>> Start STORED ROWS

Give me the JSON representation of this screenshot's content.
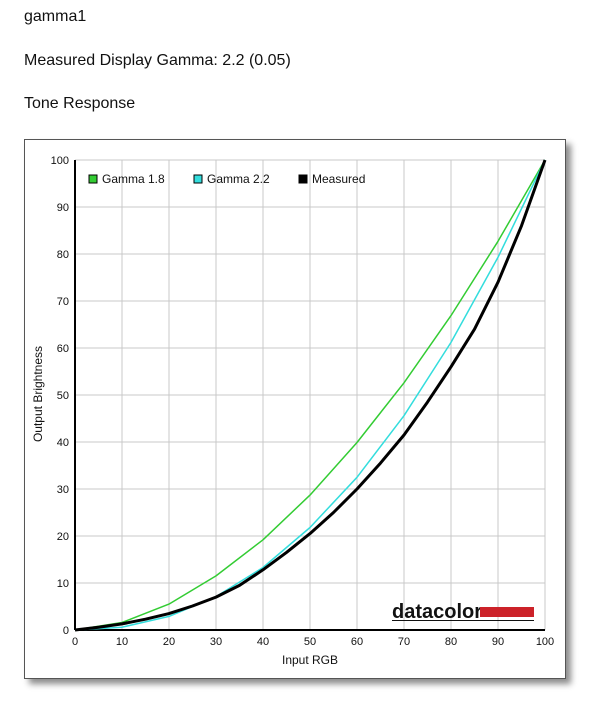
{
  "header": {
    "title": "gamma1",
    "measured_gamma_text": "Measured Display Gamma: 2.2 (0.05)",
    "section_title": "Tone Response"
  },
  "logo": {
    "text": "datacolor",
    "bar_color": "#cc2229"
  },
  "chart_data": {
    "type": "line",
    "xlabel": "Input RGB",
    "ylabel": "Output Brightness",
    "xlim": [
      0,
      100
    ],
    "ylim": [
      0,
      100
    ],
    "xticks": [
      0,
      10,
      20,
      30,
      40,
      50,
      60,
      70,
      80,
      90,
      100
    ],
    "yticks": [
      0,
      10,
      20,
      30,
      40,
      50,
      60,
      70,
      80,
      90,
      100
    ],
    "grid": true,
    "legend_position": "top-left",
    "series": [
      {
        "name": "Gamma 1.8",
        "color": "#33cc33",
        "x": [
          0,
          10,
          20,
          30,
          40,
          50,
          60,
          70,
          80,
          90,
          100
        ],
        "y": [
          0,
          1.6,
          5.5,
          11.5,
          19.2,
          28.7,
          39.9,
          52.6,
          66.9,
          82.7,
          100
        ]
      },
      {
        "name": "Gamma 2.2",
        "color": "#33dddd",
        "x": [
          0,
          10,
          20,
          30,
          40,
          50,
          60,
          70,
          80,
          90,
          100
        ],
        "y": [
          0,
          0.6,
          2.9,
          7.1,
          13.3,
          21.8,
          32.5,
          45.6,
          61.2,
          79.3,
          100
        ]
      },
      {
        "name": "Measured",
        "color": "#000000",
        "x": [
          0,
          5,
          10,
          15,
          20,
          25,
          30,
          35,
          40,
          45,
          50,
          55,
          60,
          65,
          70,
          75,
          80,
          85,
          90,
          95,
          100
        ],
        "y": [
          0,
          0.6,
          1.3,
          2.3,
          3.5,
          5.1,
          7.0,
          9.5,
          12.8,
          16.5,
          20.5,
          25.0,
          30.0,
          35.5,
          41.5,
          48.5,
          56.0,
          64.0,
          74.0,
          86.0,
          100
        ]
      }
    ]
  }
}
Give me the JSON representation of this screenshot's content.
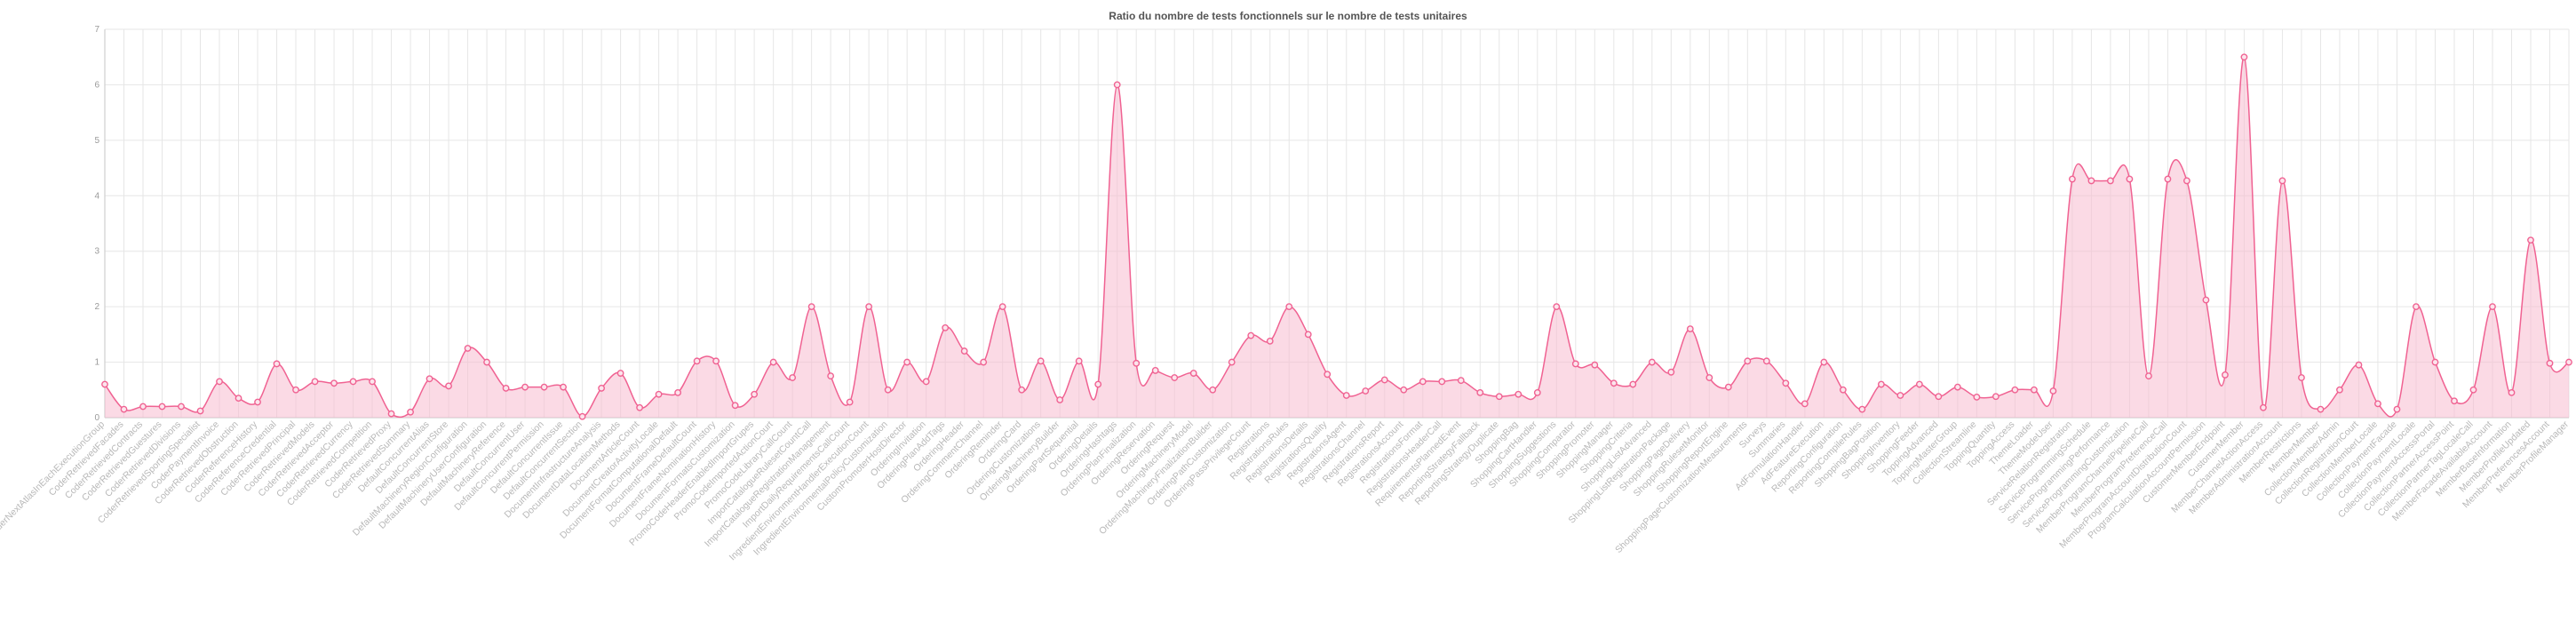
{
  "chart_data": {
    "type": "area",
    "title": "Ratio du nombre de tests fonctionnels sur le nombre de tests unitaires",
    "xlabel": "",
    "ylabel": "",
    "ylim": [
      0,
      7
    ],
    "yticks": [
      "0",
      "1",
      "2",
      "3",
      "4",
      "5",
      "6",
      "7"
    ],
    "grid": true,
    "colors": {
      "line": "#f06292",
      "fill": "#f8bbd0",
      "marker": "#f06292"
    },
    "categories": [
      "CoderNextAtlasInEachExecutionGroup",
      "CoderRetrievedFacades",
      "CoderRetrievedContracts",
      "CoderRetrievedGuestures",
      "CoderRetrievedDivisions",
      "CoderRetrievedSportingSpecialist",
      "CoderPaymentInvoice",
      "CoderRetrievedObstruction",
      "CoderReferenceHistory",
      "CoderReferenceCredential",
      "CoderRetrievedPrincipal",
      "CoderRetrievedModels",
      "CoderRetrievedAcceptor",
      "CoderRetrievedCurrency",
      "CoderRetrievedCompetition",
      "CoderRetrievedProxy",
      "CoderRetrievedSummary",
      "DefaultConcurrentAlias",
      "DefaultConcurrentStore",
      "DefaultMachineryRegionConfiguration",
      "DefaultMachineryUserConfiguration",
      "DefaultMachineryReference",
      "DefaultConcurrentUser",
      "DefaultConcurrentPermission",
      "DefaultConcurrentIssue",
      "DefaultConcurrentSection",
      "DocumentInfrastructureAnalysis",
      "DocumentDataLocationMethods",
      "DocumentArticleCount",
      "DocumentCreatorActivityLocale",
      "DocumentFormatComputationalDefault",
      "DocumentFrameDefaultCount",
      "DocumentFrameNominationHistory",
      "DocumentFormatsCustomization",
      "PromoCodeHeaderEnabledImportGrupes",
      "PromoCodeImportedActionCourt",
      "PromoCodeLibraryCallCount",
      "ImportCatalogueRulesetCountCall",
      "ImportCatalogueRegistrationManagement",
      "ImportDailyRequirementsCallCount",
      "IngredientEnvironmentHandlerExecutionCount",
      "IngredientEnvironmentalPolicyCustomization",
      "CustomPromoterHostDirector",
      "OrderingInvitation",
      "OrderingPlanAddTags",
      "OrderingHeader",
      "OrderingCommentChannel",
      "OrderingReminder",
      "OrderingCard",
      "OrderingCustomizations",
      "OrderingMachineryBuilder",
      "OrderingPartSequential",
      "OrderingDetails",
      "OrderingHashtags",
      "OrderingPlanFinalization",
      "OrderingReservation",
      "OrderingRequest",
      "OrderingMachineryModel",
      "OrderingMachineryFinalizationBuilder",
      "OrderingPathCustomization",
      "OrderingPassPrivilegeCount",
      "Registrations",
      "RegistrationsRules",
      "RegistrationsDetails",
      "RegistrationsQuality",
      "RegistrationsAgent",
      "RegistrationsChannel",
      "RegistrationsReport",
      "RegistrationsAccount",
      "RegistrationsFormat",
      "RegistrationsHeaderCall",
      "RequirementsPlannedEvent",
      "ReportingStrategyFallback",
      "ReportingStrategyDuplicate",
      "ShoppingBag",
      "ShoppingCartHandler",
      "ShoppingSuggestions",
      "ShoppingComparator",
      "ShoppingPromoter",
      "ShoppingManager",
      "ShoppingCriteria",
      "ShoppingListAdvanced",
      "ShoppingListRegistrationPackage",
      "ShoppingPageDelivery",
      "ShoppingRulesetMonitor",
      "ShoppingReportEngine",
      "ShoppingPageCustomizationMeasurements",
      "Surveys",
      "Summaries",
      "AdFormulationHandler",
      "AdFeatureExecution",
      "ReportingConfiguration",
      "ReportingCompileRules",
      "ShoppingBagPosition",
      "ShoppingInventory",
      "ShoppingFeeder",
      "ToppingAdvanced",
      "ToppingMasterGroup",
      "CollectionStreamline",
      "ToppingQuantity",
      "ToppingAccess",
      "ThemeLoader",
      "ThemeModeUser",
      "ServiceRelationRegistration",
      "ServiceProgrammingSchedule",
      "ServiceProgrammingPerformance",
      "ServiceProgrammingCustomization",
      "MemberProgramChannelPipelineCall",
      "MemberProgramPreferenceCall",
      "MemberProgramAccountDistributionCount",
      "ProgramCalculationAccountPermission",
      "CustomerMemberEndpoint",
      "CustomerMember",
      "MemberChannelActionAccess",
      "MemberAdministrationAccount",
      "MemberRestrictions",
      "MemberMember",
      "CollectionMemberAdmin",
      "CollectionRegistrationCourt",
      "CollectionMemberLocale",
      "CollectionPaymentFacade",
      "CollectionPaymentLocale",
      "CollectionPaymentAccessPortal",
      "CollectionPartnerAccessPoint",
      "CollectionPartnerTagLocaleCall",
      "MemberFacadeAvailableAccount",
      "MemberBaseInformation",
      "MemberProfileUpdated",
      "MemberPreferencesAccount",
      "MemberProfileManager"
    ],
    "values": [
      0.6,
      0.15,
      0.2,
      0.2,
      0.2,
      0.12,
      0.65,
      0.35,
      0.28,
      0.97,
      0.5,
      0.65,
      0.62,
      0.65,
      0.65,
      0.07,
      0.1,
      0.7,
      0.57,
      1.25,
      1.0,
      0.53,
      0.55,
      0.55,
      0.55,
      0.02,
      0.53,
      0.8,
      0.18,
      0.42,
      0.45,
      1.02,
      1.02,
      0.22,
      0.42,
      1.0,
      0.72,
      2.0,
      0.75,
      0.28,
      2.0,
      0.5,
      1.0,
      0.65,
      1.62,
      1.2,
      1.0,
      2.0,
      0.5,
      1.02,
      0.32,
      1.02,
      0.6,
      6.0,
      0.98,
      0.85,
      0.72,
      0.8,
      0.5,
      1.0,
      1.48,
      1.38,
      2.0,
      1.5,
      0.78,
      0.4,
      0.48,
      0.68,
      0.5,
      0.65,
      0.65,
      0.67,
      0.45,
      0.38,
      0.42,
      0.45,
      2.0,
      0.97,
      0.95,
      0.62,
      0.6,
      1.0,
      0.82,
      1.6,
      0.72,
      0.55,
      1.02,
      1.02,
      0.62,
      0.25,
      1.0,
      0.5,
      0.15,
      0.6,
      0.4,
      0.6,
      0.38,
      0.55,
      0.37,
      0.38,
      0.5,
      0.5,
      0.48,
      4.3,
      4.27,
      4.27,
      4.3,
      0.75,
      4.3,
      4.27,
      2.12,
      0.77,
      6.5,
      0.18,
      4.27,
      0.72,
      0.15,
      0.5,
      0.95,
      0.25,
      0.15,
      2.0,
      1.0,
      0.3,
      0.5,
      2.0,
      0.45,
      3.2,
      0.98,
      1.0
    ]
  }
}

>> End STORED ROWS

> OBJECTIVE
Using the listing above, pull out all lines that hold the word "name".

> RESPONSE FOR THIS EXERCISE
        "name": "Gamma 1.8",
        "name": "Gamma 2.2",
        "name": "Measured",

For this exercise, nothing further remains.